▶ Work required
Go through the listing beneath this task and return every line that carries the string "Clique".

▶ Data records
────
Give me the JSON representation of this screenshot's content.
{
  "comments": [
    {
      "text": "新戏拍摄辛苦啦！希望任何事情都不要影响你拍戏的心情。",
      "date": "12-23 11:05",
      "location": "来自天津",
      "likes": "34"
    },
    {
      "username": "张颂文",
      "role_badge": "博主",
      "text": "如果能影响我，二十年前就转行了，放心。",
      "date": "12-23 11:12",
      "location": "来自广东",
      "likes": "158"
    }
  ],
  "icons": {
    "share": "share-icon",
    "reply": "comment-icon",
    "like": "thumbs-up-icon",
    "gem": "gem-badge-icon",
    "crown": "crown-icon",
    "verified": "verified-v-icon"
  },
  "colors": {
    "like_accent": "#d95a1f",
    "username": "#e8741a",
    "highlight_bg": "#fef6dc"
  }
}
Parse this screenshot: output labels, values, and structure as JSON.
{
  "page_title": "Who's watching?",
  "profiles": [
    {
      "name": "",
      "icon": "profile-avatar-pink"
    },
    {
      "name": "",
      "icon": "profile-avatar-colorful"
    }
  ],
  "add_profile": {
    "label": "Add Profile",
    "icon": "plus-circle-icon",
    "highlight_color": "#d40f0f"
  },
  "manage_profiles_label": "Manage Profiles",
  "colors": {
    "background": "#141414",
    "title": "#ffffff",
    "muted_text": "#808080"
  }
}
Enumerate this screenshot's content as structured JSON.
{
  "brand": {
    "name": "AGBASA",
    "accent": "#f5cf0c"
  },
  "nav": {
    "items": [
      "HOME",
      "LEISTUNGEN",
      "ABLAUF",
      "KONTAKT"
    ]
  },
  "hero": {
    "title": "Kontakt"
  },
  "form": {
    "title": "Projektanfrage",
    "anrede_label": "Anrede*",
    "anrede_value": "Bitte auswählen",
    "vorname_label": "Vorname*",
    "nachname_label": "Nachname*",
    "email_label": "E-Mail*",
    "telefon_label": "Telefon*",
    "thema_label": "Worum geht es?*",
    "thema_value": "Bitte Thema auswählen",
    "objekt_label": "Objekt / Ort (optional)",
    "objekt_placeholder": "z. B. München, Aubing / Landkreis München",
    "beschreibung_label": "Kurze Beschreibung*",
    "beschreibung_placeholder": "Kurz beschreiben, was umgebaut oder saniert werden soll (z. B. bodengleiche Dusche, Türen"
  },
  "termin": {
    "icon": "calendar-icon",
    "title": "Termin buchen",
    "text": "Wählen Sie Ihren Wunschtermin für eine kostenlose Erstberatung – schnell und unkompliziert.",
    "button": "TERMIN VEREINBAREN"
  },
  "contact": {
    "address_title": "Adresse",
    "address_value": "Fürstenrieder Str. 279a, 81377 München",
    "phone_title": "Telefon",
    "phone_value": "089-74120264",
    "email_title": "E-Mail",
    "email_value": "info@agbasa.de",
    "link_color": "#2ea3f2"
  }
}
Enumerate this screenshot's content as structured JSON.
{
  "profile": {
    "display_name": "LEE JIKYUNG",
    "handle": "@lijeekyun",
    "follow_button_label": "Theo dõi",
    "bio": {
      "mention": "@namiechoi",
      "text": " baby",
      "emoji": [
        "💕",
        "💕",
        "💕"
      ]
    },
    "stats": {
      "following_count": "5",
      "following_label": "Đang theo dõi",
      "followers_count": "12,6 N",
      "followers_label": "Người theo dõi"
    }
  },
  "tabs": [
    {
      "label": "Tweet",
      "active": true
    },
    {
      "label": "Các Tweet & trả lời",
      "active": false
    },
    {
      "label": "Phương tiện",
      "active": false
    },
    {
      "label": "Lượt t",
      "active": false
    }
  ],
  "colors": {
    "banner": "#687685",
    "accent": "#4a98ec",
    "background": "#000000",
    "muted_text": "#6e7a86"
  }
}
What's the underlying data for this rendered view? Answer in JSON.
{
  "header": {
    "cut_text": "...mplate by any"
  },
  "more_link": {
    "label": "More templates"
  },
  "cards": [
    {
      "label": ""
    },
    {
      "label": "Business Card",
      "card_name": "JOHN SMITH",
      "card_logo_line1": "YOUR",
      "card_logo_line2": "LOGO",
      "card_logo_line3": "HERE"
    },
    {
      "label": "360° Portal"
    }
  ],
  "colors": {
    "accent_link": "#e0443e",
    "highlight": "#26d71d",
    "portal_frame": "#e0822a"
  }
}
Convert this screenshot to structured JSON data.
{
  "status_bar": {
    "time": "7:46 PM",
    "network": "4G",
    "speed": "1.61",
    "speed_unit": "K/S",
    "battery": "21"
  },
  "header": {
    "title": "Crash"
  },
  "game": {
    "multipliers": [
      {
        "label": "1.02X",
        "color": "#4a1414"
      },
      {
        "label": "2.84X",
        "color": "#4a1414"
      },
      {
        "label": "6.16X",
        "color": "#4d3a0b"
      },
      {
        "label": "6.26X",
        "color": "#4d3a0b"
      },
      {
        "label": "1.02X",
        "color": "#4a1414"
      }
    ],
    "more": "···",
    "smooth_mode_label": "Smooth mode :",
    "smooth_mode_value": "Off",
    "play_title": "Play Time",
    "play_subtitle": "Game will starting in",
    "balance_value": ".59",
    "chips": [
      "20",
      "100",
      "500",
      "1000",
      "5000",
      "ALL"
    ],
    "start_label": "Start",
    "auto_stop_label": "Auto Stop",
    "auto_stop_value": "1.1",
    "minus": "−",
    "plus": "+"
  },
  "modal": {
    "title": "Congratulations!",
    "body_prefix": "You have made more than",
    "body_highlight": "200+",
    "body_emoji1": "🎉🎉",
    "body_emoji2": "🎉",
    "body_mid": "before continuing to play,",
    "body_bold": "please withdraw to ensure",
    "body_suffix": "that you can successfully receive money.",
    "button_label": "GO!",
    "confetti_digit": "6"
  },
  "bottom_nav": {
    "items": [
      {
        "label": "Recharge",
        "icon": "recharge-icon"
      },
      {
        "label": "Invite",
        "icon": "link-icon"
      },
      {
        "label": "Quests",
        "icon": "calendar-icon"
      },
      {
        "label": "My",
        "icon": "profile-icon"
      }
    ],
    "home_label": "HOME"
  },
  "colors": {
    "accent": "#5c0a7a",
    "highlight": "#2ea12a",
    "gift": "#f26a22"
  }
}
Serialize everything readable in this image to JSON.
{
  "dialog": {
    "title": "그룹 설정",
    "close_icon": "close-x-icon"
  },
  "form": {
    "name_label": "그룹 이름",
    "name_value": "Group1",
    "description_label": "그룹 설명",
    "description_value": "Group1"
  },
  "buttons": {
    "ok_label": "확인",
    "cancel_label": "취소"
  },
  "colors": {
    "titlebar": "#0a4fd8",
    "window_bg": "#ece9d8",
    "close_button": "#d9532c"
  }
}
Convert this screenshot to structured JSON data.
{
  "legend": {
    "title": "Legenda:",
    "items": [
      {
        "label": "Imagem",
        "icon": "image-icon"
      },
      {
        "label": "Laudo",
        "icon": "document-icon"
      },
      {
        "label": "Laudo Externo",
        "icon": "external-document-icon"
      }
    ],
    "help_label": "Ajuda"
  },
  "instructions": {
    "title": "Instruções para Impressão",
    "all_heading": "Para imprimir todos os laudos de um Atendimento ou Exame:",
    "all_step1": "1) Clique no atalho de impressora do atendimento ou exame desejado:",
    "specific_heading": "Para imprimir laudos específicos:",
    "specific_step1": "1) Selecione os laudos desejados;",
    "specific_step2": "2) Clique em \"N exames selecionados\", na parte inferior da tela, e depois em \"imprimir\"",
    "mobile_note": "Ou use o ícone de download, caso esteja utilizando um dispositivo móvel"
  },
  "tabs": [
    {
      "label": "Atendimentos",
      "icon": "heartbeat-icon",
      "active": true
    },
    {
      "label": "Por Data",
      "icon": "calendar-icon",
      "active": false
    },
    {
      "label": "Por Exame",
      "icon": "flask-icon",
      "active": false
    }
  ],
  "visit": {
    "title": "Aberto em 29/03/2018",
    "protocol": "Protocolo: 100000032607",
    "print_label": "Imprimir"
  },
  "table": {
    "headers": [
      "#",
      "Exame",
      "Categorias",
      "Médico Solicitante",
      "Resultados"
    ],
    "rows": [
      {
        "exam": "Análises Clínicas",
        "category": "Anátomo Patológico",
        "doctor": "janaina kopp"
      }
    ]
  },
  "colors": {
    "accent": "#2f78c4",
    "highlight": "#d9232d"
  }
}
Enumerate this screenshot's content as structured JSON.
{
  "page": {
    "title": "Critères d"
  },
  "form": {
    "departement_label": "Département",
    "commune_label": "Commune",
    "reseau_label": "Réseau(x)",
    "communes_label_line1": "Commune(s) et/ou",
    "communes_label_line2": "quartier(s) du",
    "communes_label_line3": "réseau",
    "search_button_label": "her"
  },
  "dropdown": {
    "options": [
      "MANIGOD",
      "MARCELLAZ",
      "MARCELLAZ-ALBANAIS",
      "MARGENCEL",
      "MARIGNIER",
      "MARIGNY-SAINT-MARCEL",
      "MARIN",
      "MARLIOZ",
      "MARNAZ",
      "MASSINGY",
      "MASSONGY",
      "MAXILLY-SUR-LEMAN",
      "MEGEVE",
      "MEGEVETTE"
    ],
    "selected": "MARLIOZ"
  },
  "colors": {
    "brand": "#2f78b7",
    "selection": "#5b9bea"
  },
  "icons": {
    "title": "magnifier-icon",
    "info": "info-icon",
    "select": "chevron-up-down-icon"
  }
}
────
▶ Full response
    "all_step1": "1) Clique no atalho de impressora do atendimento ou exame desejado:",
    "specific_step2": "2) Clique em \"N exames selecionados\", na parte inferior da tela, e depois em \"imprimir\"",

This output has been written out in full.